Task goal: In the listing below, locate the lines that hold "jest" and copy them.

Given records:
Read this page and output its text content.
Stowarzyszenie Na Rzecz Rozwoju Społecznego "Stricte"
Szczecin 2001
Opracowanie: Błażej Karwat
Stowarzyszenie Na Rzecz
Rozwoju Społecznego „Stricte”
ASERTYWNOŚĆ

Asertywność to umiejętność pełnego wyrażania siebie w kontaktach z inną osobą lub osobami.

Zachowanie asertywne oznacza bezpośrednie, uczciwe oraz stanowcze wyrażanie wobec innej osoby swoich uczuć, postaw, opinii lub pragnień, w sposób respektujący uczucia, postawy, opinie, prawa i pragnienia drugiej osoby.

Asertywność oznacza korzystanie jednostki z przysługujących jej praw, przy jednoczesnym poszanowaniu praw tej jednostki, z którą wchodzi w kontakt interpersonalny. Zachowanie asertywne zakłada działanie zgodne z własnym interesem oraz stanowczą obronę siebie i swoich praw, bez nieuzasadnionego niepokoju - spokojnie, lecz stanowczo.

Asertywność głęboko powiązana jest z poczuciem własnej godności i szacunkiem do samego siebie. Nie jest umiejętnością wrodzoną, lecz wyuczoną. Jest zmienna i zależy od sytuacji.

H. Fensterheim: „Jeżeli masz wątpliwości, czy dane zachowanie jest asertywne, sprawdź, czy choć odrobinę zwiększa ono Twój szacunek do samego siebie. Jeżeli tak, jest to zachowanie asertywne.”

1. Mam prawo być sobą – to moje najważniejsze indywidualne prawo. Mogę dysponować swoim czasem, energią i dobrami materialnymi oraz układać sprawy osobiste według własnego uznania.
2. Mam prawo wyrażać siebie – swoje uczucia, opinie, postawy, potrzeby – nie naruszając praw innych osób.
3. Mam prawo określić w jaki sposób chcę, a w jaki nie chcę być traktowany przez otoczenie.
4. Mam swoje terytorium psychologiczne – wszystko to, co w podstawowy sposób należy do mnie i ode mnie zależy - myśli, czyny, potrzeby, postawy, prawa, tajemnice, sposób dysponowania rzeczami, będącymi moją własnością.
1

Written answer:
Asertywność głęboko powiązana jest z poczuciem własnej godności i szacunkiem do samego siebie. Nie jest umiejętnością wrodzoną, lecz wyuczoną. Jest zmienna i zależy od sytuacji.
H. Fensterheim: „Jeżeli masz wątpliwości, czy dane zachowanie jest asertywne, sprawdź, czy choć odrobinę zwiększa ono Twój szacunek do samego siebie. Jeżeli tak, jest to zachowanie asertywne.”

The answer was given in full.